begin Task material

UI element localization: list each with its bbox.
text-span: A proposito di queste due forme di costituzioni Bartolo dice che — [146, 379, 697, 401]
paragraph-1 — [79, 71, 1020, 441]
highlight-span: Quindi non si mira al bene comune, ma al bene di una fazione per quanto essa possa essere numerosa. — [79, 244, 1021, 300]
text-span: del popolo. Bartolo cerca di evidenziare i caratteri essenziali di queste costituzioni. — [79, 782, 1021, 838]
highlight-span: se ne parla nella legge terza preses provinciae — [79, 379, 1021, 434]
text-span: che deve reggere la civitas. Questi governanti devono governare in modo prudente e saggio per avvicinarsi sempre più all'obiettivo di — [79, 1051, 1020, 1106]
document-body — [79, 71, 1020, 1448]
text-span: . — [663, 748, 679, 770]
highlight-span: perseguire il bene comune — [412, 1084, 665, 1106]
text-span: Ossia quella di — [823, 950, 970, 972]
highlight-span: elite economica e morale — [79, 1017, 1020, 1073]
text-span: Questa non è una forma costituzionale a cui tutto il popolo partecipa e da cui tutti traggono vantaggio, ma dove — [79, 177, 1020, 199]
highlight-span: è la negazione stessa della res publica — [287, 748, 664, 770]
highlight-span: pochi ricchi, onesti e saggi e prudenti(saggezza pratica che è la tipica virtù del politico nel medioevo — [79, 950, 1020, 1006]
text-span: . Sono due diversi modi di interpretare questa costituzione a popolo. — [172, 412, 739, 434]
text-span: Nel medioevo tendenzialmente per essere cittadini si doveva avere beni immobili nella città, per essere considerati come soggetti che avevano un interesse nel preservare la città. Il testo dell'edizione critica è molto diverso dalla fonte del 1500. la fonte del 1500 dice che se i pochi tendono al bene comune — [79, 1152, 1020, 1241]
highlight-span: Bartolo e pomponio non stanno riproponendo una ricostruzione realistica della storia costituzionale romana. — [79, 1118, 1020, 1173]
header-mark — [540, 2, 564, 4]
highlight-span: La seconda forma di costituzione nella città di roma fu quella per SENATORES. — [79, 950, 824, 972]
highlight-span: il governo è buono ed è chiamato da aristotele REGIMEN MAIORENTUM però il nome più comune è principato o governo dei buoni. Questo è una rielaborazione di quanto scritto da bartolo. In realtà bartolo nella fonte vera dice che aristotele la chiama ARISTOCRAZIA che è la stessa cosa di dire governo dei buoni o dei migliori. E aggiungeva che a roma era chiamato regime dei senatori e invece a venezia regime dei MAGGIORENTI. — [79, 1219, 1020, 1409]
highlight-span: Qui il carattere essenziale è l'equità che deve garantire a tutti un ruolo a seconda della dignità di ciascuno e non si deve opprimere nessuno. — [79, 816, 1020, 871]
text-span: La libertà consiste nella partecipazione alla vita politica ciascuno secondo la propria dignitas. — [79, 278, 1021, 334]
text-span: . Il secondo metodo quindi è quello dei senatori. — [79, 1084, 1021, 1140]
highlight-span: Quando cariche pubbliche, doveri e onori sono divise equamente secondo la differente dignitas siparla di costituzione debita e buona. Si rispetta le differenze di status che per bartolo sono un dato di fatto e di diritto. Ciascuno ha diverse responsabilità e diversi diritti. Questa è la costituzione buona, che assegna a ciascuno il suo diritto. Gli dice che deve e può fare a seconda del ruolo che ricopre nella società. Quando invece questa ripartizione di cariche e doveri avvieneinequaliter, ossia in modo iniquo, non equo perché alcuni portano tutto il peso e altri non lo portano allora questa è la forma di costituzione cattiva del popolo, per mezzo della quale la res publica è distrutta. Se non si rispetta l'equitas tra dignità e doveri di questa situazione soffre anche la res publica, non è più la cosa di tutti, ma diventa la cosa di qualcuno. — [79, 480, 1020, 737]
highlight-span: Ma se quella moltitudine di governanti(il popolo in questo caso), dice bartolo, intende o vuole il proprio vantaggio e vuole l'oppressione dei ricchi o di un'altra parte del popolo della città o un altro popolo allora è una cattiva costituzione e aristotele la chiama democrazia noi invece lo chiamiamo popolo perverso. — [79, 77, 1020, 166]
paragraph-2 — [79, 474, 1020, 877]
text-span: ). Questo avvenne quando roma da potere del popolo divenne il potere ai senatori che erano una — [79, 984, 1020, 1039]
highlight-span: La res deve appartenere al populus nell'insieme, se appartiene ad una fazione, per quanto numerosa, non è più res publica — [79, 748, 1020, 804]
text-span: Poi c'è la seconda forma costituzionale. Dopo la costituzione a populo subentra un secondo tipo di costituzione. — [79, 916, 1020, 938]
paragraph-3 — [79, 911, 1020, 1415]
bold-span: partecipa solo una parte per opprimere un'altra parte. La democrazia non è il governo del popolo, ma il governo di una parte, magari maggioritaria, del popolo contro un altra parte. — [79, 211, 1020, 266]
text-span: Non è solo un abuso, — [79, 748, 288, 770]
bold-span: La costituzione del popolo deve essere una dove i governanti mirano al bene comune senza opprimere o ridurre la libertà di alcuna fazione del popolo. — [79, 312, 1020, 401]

end Task material

What is needed: Format every line of the items above as a Markdown table with two columns, No. and Line, numbering the rows in order and omitting blank lines.

Answer to the exercise:
| No. | Line |
|---|---|
| 1 | UI element localization: list each with its bbox. |
| 2 | text-span: A proposito di queste due forme di costituzioni Bartolo dice che — [146, 379, 697, 401] |
| 3 | paragraph-1 — [79, 71, 1020, 441] |
| 4 | highlight-span: Quindi non si mira al bene comune, ma al bene di una fazione per quanto essa possa essere numerosa. — [79, 244, 1021, 300] |
| 5 | text-span: del popolo. Bartolo cerca di evidenziare i caratteri essenziali di queste costituzioni. — [79, 782, 1021, 838] |
| 6 | highlight-span: se ne parla nella legge terza preses provinciae — [79, 379, 1021, 434] |
| 7 | text-span: che deve reggere la civitas. Questi governanti devono governare in modo prudente e saggio per avvicinarsi sempre più all'obiettivo di — [79, 1051, 1020, 1106] |
| 8 | document-body — [79, 71, 1020, 1448] |
| 9 | text-span: . — [663, 748, 679, 770] |
| 10 | highlight-span: perseguire il bene comune — [412, 1084, 665, 1106] |
| 11 | text-span: Ossia quella di — [823, 950, 970, 972] |
| 12 | highlight-span: elite economica e morale — [79, 1017, 1020, 1073] |
| 13 | text-span: Questa non è una forma costituzionale a cui tutto il popolo partecipa e da cui tutti traggono vantaggio, ma dove — [79, 177, 1020, 199] |
| 14 | highlight-span: è la negazione stessa della res publica — [287, 748, 664, 770] |
| 15 | highlight-span: pochi ricchi, onesti e saggi e prudenti(saggezza pratica che è la tipica virtù del politico nel medioevo — [79, 950, 1020, 1006] |
| 16 | text-span: . Sono due diversi modi di interpretare questa costituzione a popolo. — [172, 412, 739, 434] |
| 17 | text-span: Nel medioevo tendenzialmente per essere cittadini si doveva avere beni immobili nella città, per essere considerati come soggetti che avevano un interesse nel preservare la città. Il testo dell'edizione critica è molto diverso dalla fonte del 1500. la fonte del 1500 dice che se i pochi tendono al bene comune — [79, 1152, 1020, 1241] |
| 18 | highlight-span: Bartolo e pomponio non stanno riproponendo una ricostruzione realistica della storia costituzionale romana. — [79, 1118, 1020, 1173] |
| 19 | header-mark — [540, 2, 564, 4] |
| 20 | highlight-span: La seconda forma di costituzione nella città di roma fu quella per SENATORES. — [79, 950, 824, 972] |
| 21 | highlight-span: il governo è buono ed è chiamato da aristotele REGIMEN MAIORENTUM però il nome più comune è principato o governo dei buoni. Questo è una rielaborazione di quanto scritto da bartolo. In realtà bartolo nella fonte vera dice che aristotele la chiama ARISTOCRAZIA che è la stessa cosa di dire governo dei buoni o dei migliori. E aggiungeva che a roma era chiamato regime dei senatori e invece a venezia regime dei MAGGIORENTI. — [79, 1219, 1020, 1409] |
| 22 | highlight-span: Qui il carattere essenziale è l'equità che deve garantire a tutti un ruolo a seconda della dignità di ciascuno e non si deve opprimere nessuno. — [79, 816, 1020, 871] |
| 23 | text-span: La libertà consiste nella partecipazione alla vita politica ciascuno secondo la propria dignitas. — [79, 278, 1021, 334] |
| 24 | text-span: . Il secondo metodo quindi è quello dei senatori. — [79, 1084, 1021, 1140] |
| 25 | highlight-span: Quando cariche pubbliche, doveri e onori sono divise equamente secondo la differente dignitas siparla di costituzione debita e buona. Si rispetta le differenze di status che per bartolo sono un dato di fatto e di diritto. Ciascuno ha diverse responsabilità e diversi diritti. Questa è la costituzione buona, che assegna a ciascuno il suo diritto. Gli dice che deve e può fare a seconda del ruolo che ricopre nella società. Quando invece questa ripartizione di cariche e doveri avvieneinequaliter, ossia in modo iniquo, non equo perché alcuni portano tutto il peso e altri non lo portano allora questa è la forma di costituzione cattiva del popolo, per mezzo della quale la res publica è distrutta. Se non si rispetta l'equitas tra dignità e doveri di questa situazione soffre anche la res publica, non è più la cosa di tutti, ma diventa la cosa di qualcuno. — [79, 480, 1020, 737] |
| 26 | highlight-span: Ma se quella moltitudine di governanti(il popolo in questo caso), dice bartolo, intende o vuole il proprio vantaggio e vuole l'oppressione dei ricchi o di un'altra parte del popolo della città o un altro popolo allora è una cattiva costituzione e aristotele la chiama democrazia noi invece lo chiamiamo popolo perverso. — [79, 77, 1020, 166] |
| 27 | paragraph-2 — [79, 474, 1020, 877] |
| 28 | text-span: ). Questo avvenne quando roma da potere del popolo divenne il potere ai senatori che erano una — [79, 984, 1020, 1039] |
| 29 | highlight-span: La res deve appartenere al populus nell'insieme, se appartiene ad una fazione, per quanto numerosa, non è più res publica — [79, 748, 1020, 804] |
| 30 | text-span: Poi c'è la seconda forma costituzionale. Dopo la costituzione a populo subentra un secondo tipo di costituzione. — [79, 916, 1020, 938] |
| 31 | paragraph-3 — [79, 911, 1020, 1415] |
| 32 | bold-span: partecipa solo una parte per opprimere un'altra parte. La democrazia non è il governo del popolo, ma il governo di una parte, magari maggioritaria, del popolo contro un altra parte. — [79, 211, 1020, 266] |
| 33 | text-span: Non è solo un abuso, — [79, 748, 288, 770] |
| 34 | bold-span: La costituzione del popolo deve essere una dove i governanti mirano al bene comune senza opprimere o ridurre la libertà di alcuna fazione del popolo. — [79, 312, 1020, 401] |